* Start *

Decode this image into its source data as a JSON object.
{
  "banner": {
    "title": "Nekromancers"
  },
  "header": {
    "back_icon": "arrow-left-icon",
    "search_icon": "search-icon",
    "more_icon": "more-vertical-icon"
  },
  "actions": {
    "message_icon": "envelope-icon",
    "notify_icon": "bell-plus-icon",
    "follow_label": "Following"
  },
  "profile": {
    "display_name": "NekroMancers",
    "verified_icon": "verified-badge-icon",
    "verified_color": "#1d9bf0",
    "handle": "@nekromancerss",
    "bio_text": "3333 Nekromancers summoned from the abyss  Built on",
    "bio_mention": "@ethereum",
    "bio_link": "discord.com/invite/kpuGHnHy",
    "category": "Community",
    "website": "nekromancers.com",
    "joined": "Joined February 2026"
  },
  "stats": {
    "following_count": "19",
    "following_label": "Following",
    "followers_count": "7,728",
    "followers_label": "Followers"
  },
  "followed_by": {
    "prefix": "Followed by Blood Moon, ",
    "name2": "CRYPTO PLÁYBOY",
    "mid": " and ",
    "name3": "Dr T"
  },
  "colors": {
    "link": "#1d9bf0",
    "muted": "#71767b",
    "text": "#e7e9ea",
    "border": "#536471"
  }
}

* End *

- [YOUR TASK]: Copy out each line in the listing that has the word "icon".

- [EXERCISE OUTPUT]:
    "back_icon": "arrow-left-icon",
    "search_icon": "search-icon",
    "more_icon": "more-vertical-icon"
    "message_icon": "envelope-icon",
    "notify_icon": "bell-plus-icon",
    "verified_icon": "verified-badge-icon",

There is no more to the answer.